Begin Input material

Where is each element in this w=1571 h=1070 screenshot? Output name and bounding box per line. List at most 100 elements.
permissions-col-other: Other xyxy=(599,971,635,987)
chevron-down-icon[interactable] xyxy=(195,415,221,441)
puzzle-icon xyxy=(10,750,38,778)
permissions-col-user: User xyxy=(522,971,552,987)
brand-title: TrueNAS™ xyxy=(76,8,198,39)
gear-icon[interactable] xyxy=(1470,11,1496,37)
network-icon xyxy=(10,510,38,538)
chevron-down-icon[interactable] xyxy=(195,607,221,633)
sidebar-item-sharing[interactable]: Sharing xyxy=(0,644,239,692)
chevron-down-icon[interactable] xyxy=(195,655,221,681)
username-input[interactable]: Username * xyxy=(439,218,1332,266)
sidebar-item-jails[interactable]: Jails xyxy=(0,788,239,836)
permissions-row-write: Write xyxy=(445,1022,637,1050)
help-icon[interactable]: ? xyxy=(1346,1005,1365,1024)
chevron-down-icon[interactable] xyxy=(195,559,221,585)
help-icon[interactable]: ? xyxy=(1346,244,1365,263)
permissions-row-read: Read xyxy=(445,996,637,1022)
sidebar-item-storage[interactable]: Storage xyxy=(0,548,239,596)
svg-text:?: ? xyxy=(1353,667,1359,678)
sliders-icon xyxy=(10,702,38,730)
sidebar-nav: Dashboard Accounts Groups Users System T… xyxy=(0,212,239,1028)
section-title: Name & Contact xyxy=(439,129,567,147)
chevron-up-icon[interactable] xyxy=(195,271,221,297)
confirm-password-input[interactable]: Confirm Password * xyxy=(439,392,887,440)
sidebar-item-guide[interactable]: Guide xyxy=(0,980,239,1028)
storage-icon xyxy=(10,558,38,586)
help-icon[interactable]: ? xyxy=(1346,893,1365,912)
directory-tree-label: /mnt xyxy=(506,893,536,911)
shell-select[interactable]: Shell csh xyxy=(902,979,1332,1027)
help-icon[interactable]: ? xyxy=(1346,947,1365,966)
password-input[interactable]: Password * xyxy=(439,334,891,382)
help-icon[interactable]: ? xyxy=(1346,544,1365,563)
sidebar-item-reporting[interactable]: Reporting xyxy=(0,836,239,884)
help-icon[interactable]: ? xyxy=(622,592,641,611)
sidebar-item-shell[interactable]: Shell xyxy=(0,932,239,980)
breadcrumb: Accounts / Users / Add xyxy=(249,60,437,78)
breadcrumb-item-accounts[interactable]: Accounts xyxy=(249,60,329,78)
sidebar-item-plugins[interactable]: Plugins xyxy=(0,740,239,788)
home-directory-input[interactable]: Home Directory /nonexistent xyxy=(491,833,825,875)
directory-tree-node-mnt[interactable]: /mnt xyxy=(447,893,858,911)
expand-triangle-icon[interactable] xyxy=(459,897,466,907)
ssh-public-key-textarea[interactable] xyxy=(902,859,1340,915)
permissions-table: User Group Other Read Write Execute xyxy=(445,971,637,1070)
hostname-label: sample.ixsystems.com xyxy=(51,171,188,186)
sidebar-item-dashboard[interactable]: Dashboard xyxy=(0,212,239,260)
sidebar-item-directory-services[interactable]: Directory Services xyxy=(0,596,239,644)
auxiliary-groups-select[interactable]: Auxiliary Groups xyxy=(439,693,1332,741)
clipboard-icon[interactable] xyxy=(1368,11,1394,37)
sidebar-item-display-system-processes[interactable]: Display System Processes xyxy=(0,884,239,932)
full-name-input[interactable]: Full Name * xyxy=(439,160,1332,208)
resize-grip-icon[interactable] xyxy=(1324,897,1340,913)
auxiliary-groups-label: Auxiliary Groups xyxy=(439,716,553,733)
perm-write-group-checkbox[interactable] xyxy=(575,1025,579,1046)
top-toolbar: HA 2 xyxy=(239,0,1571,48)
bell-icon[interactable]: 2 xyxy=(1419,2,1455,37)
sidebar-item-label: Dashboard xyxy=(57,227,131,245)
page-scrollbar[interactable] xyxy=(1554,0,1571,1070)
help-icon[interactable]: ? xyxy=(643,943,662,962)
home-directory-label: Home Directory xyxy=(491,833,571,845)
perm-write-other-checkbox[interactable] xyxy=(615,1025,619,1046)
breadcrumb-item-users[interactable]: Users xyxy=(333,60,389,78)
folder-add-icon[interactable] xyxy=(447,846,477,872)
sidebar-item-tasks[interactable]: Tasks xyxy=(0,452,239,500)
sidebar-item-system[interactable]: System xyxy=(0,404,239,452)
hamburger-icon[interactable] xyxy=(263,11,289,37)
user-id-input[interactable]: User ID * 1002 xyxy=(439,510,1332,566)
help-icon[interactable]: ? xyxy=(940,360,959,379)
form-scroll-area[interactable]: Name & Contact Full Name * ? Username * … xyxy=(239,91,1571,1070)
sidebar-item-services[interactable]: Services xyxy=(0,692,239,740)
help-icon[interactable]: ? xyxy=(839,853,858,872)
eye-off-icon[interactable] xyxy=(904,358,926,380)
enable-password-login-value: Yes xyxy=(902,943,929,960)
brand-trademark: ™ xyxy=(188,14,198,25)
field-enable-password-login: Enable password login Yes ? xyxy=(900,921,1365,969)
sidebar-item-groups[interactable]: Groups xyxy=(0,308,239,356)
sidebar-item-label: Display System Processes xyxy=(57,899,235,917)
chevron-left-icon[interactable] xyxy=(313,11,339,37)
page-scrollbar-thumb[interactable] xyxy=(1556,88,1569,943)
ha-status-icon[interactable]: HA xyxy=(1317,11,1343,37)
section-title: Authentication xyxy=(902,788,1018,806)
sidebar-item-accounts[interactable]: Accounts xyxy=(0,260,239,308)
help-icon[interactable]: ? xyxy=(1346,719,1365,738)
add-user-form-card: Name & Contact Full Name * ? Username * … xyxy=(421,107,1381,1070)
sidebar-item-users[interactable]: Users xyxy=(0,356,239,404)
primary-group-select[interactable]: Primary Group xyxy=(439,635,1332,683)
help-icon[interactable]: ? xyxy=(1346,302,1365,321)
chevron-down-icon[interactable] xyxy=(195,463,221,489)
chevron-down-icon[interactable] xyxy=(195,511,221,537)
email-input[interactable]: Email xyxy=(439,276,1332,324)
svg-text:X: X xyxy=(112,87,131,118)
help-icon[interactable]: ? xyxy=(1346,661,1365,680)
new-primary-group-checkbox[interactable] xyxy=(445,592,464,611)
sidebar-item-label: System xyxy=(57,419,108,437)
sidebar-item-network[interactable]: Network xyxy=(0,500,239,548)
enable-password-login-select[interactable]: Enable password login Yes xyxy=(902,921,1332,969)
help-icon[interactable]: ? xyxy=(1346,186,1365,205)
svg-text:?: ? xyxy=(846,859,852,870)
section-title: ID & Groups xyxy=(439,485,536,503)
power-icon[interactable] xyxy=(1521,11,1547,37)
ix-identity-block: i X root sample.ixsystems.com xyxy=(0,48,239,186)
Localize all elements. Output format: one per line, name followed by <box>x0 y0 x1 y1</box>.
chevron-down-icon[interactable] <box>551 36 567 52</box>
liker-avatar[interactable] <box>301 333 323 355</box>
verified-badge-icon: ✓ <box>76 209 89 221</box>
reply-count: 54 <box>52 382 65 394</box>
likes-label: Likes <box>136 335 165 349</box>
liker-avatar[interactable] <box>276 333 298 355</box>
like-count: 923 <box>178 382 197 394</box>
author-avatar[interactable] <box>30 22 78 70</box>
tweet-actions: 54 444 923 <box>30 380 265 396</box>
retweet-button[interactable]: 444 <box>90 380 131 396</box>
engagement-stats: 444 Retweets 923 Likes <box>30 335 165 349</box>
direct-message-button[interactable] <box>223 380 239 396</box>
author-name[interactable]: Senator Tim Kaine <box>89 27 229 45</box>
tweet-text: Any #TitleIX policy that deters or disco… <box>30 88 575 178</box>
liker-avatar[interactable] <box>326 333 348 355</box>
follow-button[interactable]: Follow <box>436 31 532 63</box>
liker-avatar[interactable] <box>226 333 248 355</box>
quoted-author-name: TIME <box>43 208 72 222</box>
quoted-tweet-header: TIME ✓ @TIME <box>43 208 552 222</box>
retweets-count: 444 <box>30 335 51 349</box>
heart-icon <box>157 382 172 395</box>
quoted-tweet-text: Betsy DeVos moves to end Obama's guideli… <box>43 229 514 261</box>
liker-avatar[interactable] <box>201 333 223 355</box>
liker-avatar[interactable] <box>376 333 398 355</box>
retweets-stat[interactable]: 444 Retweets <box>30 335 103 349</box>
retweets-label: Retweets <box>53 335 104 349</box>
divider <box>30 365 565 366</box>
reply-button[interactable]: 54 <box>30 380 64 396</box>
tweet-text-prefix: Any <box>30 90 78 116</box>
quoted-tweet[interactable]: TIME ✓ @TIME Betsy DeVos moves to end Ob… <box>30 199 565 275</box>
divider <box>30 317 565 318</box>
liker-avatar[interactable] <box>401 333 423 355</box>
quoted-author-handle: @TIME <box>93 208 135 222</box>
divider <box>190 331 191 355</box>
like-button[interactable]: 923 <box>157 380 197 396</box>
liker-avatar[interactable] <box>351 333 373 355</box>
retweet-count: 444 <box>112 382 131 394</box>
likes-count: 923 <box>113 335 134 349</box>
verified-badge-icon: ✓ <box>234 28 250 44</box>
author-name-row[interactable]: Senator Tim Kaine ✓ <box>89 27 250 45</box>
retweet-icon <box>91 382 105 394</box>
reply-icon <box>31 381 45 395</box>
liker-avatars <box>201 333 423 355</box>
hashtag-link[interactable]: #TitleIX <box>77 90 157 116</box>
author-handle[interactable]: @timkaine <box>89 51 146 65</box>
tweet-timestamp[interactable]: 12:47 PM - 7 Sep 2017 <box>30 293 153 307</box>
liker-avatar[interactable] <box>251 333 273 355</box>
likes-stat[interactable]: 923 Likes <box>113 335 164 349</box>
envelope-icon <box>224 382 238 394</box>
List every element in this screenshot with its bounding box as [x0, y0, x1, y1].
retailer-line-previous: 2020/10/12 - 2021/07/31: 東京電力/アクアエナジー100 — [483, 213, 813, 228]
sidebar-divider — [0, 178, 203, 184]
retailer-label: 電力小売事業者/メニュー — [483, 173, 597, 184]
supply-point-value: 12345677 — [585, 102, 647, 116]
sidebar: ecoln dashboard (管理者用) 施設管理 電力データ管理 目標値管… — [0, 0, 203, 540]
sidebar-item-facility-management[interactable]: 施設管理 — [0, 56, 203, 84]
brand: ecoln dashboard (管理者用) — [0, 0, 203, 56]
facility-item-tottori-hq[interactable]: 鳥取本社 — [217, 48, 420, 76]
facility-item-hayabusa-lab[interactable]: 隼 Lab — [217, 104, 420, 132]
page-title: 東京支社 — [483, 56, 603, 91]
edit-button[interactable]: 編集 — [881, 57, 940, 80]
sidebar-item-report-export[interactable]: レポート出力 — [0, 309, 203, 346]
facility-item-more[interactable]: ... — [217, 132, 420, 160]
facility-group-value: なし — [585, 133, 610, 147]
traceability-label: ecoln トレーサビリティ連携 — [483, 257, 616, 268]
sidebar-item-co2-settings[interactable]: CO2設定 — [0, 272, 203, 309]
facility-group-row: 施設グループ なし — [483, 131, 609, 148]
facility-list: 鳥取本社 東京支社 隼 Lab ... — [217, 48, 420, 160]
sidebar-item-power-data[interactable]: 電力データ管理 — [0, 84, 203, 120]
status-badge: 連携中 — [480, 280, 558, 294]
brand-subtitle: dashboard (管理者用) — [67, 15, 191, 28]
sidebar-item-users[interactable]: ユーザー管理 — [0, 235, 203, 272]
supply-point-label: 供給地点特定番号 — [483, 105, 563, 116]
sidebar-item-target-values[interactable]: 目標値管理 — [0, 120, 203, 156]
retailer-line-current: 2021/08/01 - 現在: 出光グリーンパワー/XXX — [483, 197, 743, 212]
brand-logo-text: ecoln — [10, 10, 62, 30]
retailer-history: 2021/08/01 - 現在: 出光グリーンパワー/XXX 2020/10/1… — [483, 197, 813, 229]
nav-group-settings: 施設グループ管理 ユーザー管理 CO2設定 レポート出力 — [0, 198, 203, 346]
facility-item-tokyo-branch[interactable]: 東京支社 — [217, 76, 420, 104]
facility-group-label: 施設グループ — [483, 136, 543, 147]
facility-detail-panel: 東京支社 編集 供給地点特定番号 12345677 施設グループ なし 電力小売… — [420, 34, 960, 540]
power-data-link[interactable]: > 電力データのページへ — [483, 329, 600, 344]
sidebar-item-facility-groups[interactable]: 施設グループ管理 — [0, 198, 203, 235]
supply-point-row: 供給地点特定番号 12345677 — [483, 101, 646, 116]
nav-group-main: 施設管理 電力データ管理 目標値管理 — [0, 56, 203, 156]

End Input material

◆ **Problem requirements**: Render the data from its first line through the line containing "help-icon[interactable]: ? xyxy=(1346,947,1365,966)", both included, as a numbered list, omitting any blank lines.

◆ **Task result**:
1. Where is each element in this w=1571 h=1070 screenshot? Output name and bounding box per line. List at most 100 elements.
2. permissions-col-other: Other xyxy=(599,971,635,987)
3. chevron-down-icon[interactable] xyxy=(195,415,221,441)
4. puzzle-icon xyxy=(10,750,38,778)
5. permissions-col-user: User xyxy=(522,971,552,987)
6. brand-title: TrueNAS™ xyxy=(76,8,198,39)
7. gear-icon[interactable] xyxy=(1470,11,1496,37)
8. network-icon xyxy=(10,510,38,538)
9. chevron-down-icon[interactable] xyxy=(195,607,221,633)
10. sidebar-item-sharing[interactable]: Sharing xyxy=(0,644,239,692)
11. chevron-down-icon[interactable] xyxy=(195,655,221,681)
12. username-input[interactable]: Username * xyxy=(439,218,1332,266)
13. sidebar-item-jails[interactable]: Jails xyxy=(0,788,239,836)
14. permissions-row-write: Write xyxy=(445,1022,637,1050)
15. help-icon[interactable]: ? xyxy=(1346,1005,1365,1024)
16. chevron-down-icon[interactable] xyxy=(195,559,221,585)
17. help-icon[interactable]: ? xyxy=(1346,244,1365,263)
18. permissions-row-read: Read xyxy=(445,996,637,1022)
19. sidebar-item-storage[interactable]: Storage xyxy=(0,548,239,596)
20. svg-text:?: ? xyxy=(1353,667,1359,678)
21. sliders-icon xyxy=(10,702,38,730)
22. sidebar-nav: Dashboard Accounts Groups Users System T… xyxy=(0,212,239,1028)
23. section-title: Name & Contact xyxy=(439,129,567,147)
24. chevron-up-icon[interactable] xyxy=(195,271,221,297)
25. confirm-password-input[interactable]: Confirm Password * xyxy=(439,392,887,440)
26. sidebar-item-guide[interactable]: Guide xyxy=(0,980,239,1028)
27. storage-icon xyxy=(10,558,38,586)
28. help-icon[interactable]: ? xyxy=(1346,893,1365,912)
29. directory-tree-label: /mnt xyxy=(506,893,536,911)
30. shell-select[interactable]: Shell csh xyxy=(902,979,1332,1027)
31. help-icon[interactable]: ? xyxy=(1346,947,1365,966)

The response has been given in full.